YOUR GOAL — Extract the lines that hold the string "this".

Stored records

[BEGIN]

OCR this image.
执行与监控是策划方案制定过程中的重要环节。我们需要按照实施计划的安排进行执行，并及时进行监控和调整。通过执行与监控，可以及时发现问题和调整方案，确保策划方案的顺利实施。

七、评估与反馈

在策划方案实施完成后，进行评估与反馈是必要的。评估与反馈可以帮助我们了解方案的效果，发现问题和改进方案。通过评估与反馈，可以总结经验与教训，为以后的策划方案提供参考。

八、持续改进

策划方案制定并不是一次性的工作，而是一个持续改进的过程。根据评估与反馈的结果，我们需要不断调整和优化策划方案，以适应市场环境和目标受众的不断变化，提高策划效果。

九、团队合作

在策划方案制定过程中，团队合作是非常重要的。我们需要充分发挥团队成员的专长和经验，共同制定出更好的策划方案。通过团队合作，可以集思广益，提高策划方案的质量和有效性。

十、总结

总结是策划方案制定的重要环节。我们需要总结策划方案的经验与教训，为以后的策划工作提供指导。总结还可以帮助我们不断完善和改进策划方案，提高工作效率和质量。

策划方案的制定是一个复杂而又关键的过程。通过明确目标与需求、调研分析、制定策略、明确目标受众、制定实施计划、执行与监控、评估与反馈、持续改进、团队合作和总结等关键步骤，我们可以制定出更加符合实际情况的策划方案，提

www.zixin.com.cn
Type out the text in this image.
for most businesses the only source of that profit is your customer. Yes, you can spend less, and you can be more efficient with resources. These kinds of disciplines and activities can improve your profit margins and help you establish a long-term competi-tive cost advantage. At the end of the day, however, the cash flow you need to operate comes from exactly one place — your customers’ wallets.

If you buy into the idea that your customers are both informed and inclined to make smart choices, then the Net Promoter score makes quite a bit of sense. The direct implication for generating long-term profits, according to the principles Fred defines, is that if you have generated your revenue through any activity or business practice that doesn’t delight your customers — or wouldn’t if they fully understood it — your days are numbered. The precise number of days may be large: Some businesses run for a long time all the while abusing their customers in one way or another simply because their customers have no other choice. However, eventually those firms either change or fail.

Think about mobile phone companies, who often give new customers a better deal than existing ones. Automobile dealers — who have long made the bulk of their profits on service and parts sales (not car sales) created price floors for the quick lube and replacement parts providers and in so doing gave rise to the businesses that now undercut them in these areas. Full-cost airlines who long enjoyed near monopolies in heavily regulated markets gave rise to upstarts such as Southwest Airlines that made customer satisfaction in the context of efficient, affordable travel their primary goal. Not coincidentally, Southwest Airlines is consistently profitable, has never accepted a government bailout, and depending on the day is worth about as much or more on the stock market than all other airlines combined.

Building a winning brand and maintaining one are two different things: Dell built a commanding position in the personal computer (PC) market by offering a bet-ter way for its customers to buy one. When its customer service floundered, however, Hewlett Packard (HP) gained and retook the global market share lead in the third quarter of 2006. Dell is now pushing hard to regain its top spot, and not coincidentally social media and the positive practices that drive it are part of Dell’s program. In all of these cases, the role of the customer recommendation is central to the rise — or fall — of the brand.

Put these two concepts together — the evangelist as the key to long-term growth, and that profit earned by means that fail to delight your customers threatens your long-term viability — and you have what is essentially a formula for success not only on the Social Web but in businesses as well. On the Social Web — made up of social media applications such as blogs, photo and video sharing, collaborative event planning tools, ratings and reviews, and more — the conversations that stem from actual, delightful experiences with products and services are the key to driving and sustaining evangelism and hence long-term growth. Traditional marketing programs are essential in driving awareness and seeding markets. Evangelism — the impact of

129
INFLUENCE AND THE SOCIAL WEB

[END]
[BEGIN]

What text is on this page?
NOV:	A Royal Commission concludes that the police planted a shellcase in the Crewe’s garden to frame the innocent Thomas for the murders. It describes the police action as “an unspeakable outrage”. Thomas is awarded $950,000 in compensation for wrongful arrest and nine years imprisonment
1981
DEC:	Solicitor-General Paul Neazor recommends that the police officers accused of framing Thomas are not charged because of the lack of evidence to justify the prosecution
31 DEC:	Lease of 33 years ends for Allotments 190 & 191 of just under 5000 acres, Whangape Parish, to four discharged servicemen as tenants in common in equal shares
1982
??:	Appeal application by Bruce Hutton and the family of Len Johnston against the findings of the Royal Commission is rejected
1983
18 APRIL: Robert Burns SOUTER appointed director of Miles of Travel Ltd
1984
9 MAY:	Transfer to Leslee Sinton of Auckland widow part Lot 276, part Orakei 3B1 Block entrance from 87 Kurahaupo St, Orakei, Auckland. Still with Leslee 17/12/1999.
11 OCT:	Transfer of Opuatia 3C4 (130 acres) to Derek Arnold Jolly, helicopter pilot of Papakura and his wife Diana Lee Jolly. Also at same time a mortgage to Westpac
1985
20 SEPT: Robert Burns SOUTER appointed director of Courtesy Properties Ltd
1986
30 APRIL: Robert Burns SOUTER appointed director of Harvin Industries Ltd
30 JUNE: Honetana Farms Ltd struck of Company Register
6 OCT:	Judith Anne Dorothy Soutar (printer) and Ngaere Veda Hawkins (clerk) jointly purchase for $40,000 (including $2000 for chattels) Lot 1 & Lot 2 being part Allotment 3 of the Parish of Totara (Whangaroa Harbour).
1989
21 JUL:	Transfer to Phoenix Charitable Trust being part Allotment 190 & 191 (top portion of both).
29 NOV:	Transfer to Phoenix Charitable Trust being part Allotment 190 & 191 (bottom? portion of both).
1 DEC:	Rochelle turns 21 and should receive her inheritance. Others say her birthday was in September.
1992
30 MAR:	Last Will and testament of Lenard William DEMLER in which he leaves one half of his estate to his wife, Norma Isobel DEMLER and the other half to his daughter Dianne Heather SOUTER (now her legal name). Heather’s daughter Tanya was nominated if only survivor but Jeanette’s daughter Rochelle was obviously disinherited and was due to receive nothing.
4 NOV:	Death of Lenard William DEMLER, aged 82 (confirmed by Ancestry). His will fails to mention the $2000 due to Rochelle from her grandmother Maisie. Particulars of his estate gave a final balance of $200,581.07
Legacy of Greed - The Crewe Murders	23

[END]
[BEGIN]

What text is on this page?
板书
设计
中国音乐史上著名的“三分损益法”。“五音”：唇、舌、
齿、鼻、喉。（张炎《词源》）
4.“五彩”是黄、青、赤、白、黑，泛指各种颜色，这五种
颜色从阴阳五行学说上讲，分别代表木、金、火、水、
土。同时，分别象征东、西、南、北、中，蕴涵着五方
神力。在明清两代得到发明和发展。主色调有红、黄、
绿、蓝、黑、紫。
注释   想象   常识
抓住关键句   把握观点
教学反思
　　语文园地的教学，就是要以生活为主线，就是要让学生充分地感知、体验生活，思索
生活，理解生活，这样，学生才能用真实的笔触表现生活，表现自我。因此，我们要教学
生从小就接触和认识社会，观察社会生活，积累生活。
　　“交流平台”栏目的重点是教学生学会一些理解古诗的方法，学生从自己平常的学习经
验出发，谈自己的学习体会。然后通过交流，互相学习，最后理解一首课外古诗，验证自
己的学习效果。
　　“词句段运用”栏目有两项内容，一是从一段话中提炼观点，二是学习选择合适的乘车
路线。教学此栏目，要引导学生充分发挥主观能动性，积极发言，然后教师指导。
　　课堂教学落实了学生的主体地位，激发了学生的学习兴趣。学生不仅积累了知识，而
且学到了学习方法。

[END]

CORRECT RESPONSE —
OCR this image.
Type out the text in this image.
What text is on this page?
What text is on this page?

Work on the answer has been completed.